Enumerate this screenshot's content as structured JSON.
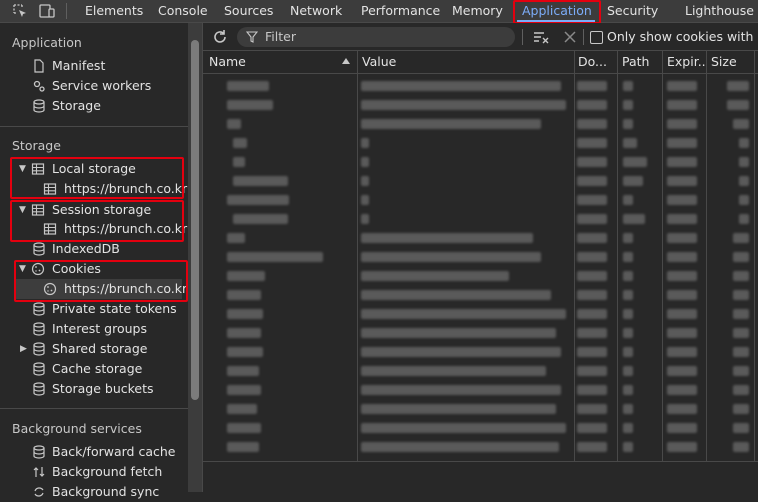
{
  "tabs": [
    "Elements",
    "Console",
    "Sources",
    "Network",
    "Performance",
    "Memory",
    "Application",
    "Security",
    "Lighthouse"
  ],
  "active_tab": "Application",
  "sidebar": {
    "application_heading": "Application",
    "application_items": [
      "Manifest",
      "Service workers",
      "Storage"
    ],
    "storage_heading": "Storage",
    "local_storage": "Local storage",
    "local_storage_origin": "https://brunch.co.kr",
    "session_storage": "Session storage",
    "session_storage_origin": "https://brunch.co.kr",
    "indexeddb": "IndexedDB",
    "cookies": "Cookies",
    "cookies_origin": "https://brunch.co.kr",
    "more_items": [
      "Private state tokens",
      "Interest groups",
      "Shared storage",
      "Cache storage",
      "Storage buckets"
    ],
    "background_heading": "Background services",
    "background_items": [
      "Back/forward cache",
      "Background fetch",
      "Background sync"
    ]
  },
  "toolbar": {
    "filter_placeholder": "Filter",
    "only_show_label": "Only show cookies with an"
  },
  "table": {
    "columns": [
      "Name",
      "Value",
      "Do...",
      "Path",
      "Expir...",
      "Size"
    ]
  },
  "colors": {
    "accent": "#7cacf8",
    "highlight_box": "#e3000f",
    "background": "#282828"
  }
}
···
### [Requirements]
Transcribe all of the records above character for character. Exclude the pictures.

### [Result of the task]
Enumerate this screenshot's content as structured JSON.
{
  "tabs": [
    "Elements",
    "Console",
    "Sources",
    "Network",
    "Performance",
    "Memory",
    "Application",
    "Security",
    "Lighthouse"
  ],
  "active_tab": "Application",
  "sidebar": {
    "application_heading": "Application",
    "application_items": [
      "Manifest",
      "Service workers",
      "Storage"
    ],
    "storage_heading": "Storage",
    "local_storage": "Local storage",
    "local_storage_origin": "https://brunch.co.kr",
    "session_storage": "Session storage",
    "session_storage_origin": "https://brunch.co.kr",
    "indexeddb": "IndexedDB",
    "cookies": "Cookies",
    "cookies_origin": "https://brunch.co.kr",
    "more_items": [
      "Private state tokens",
      "Interest groups",
      "Shared storage",
      "Cache storage",
      "Storage buckets"
    ],
    "background_heading": "Background services",
    "background_items": [
      "Back/forward cache",
      "Background fetch",
      "Background sync"
    ]
  },
  "toolbar": {
    "filter_placeholder": "Filter",
    "only_show_label": "Only show cookies with an"
  },
  "table": {
    "columns": [
      "Name",
      "Value",
      "Do...",
      "Path",
      "Expir...",
      "Size"
    ]
  },
  "colors": {
    "accent": "#7cacf8",
    "highlight_box": "#e3000f",
    "background": "#282828"
  }
}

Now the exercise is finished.